Consigne:
Pour chaque affirmation suivante sur l'article relatif aux incidents de Kaolack, dites si elle concorde avec l'article : répondez par oui ou par non et citez exactement les mots décisifs de l'article.
1. Vieux Bâ a été admis aux urgences de l'hôpital régional El Hadji Ibrahima Niasse.
2. Le maire Serigne Mboup accepte de payer les heures d'abandon de poste.
3. Les heurts ont commencé en fin d'après-midi.

Texte source:
:::

Kaolack : bras de fer entre Serigne Mboup et l’intersyndicale de la municipalité

Kaolack : bras de fer entre Serigne Mboup et l’intersyndicale de la municipalité

Les échauffourées entre manifestants et agents de sécurité du maire font un blessé grave

Les incidents qui ont éclaté hier matin entre les militants de l’intersyndicale des travailleurs des collectivités locales et la sécurité du maire Serigne Mboup ont fait un blessé grave du côté des syndicalistes. L’agent municipal Vieux Bâ a été violemment tabassé par les agents de Serigne Mboup lors de ces échauffourées. Il a été admis quelques instants plus tard dans les services d’urgence de l’hôpital régional El Hadji Ibrahima Niasse où il est sous haute surveillance. Ces heurts ont débuté au petit matin, au moment où les camarades du Secrétaire général Cheikh Seck ont forcé le barrage pour accéder à l’enceinte de la mairie où ils devaient observer un sit-in. Un ou des mouvements d’humeur auxquels le maire de la commune de Kaolack s’est toujours opposé depuis son arrivée à la municipalité de Kaolack. Mais aussi « des droits qu’il a toujours combattus et refusé aux travailleurs », nous dictent les dirigeants de l’intersyndicale  Ainsi voulant coûte que coûte accéder à la cour de la mairie pour manifester leur colère et crier leur ras-le-bol, ces syndicalistes se sont retrouvés face à la garde du maire Serigne Mboup qui refusaient tout accès des syndicalistes dans l’enceinte de la mairie. Une rude bataille s’en est alors suivie et provoqué les blessures infligées au pauvre Vieux Bâ. Le maire de Kaolack qui a été saisi plus tard dit reconnaître certes le droit à la grève, mais refuse quand même de payer les heures d’abandon de poste. Accusant cependant les grévistes de rouler pour ses adversaires politiques, Serigne Mboup a porté à l’attention publique et des syndicalistes en particulier qu’il est et reste pour l’instant le 1er Magistrat de la ville de Kaolack. Une « aberration » pour le responsable Cheikh Seck qui le qualifie de dictateur incapable, ayant trompé pendant un moment la majorité de la population de Kaolack pour s’emparer d’une institution qui saute au-delà de ses compétences et son savoir-faire.

:::

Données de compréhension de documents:
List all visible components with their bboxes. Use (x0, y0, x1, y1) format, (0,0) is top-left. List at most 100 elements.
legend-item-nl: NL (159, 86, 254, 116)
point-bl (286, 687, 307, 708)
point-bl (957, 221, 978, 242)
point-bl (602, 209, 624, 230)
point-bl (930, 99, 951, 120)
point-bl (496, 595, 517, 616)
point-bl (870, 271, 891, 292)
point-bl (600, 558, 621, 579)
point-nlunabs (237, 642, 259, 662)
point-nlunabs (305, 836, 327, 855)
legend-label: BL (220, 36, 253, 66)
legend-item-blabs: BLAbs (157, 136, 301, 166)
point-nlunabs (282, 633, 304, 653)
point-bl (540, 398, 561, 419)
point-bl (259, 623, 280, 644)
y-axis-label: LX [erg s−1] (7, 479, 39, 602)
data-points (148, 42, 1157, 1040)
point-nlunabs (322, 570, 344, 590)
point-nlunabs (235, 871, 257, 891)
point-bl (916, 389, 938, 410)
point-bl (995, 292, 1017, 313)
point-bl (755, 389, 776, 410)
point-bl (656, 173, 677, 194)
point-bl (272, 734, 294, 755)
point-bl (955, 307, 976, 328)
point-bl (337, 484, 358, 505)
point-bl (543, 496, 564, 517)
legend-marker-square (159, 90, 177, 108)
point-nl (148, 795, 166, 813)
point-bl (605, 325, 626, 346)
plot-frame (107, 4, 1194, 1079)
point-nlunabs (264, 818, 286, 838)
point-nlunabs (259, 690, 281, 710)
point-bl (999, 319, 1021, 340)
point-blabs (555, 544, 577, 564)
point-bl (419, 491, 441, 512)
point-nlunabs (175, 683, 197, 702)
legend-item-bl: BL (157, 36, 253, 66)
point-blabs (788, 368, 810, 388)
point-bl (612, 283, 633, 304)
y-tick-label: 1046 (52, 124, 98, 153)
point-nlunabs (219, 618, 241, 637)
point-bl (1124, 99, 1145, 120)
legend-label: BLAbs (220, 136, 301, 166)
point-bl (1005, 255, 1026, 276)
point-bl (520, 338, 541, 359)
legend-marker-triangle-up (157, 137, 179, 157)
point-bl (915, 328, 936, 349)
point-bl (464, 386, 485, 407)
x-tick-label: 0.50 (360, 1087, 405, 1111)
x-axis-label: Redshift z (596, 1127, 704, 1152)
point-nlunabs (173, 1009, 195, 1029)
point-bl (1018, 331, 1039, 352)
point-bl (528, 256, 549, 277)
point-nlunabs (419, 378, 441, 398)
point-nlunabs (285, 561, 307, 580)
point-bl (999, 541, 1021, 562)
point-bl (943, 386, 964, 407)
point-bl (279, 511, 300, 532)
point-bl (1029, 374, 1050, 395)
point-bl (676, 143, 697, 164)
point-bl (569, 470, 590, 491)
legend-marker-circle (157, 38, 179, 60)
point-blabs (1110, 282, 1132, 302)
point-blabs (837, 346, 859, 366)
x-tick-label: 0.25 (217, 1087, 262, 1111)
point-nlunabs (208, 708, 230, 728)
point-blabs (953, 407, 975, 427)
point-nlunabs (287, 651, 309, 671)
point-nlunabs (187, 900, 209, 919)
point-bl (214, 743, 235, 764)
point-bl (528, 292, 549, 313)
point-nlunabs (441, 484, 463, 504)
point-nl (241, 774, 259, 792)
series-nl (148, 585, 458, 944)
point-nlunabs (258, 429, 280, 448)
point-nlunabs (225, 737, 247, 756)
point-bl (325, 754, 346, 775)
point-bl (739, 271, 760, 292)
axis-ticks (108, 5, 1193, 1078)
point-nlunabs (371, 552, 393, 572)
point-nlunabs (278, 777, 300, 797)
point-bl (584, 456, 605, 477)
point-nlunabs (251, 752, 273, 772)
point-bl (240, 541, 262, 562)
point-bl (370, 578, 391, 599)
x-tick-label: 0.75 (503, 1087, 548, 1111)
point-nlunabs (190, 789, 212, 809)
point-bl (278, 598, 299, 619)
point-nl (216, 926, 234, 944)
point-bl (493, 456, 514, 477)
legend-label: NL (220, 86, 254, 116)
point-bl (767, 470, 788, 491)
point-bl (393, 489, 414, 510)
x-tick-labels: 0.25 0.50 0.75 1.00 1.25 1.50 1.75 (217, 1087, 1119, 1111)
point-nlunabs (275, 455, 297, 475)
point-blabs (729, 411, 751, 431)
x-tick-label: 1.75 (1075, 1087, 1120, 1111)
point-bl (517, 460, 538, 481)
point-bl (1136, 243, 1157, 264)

:::

Réponse:
1. Oui : « Il a été admis quelques instants plus tard dans les services d’urgence de l’hôpital régional El Hadji Ibrahima Niasse ».
2. Non : « refuse quand même de payer les heures d’abandon de poste ».
3. Non : « Ces heurts ont débuté au petit matin ».